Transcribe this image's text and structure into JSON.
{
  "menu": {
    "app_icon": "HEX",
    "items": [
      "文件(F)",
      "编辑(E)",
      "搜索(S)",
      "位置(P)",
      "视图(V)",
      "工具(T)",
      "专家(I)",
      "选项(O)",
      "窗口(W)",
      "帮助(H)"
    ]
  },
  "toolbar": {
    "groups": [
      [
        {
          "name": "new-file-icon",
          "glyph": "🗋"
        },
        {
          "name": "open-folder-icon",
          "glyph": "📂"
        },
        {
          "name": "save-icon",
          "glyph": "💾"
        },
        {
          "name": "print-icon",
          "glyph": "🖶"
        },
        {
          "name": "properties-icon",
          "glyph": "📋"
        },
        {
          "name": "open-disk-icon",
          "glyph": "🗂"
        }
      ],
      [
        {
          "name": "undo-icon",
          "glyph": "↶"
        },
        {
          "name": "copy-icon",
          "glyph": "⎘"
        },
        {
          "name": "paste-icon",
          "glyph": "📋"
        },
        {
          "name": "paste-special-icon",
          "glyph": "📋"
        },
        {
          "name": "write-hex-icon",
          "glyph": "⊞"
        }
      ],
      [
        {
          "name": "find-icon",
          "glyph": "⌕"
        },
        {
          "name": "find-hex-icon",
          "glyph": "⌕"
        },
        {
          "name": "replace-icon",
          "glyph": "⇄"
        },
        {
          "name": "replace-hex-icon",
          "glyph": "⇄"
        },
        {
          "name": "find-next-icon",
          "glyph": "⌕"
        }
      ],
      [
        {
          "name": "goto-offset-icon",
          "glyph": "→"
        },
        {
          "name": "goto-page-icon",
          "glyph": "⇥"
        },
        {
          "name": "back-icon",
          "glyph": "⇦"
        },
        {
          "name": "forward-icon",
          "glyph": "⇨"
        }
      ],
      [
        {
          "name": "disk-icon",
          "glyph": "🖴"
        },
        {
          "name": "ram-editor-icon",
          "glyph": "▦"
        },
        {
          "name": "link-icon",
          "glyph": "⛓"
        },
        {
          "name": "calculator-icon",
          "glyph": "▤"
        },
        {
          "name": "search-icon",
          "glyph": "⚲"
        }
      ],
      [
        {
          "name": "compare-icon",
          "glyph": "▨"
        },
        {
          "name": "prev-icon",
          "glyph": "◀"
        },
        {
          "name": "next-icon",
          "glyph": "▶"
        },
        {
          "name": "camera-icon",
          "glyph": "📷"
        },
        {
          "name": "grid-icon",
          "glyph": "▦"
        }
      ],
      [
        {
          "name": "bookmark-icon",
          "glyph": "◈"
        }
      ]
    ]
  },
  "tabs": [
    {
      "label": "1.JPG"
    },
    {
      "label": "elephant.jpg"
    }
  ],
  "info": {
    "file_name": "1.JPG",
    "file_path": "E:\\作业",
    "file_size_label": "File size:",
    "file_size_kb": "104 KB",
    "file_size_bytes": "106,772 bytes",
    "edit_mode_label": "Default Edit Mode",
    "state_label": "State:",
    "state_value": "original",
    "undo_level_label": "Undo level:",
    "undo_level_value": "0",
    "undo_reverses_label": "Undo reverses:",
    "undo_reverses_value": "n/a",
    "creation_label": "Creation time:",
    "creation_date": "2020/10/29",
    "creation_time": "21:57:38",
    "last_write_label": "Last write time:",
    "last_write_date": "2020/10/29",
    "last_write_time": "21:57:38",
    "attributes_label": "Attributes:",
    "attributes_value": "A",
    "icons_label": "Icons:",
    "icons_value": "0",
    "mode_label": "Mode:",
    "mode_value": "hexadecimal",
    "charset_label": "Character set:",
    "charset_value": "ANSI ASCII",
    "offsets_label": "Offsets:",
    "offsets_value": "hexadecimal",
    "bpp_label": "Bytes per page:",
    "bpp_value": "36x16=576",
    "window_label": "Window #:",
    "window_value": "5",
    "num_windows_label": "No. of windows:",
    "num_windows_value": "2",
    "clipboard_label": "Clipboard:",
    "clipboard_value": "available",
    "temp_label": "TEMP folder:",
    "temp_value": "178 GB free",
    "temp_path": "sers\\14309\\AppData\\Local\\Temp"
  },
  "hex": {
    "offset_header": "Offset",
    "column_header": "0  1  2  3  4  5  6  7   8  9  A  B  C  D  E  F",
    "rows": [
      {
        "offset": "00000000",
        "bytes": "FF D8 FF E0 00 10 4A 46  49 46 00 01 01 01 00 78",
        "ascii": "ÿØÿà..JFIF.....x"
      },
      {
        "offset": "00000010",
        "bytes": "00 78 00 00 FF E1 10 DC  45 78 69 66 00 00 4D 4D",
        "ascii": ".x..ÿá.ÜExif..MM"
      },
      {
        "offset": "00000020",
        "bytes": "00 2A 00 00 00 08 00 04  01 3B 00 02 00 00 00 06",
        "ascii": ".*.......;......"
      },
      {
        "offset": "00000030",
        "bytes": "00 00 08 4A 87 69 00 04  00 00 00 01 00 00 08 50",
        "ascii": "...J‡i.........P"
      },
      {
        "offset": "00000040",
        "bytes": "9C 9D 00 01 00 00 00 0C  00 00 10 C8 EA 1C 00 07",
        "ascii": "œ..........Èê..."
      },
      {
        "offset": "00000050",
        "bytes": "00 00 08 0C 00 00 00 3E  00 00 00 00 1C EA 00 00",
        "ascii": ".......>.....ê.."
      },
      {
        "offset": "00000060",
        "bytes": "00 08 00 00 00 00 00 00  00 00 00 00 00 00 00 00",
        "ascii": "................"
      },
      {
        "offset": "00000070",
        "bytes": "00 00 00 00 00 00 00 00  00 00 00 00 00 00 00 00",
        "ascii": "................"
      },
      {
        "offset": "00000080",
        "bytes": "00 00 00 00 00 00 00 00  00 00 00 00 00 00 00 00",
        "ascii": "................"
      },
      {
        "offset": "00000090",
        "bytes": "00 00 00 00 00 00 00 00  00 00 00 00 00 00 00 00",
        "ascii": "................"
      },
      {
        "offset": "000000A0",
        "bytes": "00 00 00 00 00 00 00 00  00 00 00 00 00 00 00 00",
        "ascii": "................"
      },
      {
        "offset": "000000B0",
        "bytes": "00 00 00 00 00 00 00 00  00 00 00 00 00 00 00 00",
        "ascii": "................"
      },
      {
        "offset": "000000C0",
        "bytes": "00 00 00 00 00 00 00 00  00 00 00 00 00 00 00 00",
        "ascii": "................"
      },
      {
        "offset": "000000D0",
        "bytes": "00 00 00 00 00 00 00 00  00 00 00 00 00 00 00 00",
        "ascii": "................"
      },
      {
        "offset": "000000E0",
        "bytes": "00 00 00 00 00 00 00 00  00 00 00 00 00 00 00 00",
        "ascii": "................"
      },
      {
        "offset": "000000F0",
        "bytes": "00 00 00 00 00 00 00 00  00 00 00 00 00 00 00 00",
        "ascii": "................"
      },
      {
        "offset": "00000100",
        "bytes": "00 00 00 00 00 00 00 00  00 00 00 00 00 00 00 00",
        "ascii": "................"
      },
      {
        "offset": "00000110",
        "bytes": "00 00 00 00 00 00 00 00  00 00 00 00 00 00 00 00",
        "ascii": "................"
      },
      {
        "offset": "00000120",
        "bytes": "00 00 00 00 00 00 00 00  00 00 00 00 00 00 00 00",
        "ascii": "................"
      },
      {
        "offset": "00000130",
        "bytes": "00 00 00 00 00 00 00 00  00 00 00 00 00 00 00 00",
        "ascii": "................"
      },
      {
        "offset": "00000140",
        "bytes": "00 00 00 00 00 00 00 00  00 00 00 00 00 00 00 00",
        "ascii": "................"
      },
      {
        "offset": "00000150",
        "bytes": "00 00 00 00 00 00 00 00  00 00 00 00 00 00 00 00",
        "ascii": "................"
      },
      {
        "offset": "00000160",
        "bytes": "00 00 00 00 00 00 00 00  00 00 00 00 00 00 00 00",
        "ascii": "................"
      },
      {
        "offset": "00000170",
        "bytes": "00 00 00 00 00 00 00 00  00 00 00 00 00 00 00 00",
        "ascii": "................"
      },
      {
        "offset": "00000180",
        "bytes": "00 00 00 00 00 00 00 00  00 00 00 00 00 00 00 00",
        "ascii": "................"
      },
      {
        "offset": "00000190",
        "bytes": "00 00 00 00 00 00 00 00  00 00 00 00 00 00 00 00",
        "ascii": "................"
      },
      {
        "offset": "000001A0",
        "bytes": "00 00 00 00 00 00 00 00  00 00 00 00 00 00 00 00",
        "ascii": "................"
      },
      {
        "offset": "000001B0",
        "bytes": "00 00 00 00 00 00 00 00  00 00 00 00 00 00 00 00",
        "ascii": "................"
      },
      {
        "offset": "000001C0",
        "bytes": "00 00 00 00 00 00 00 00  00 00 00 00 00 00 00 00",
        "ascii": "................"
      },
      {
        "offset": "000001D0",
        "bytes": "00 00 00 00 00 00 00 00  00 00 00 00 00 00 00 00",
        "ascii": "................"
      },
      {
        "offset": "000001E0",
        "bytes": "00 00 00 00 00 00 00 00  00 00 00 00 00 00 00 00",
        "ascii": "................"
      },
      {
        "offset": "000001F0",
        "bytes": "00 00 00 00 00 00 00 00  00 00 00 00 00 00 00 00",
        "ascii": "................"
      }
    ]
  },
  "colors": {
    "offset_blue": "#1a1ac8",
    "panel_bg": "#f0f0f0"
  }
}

══════════════════════════════

PROBLEM STATEMENT: Take each line of the material that contains the word "goto" and list it.

WRITTEN SOLUTION:
          "name": "goto-offset-icon",
          "name": "goto-page-icon",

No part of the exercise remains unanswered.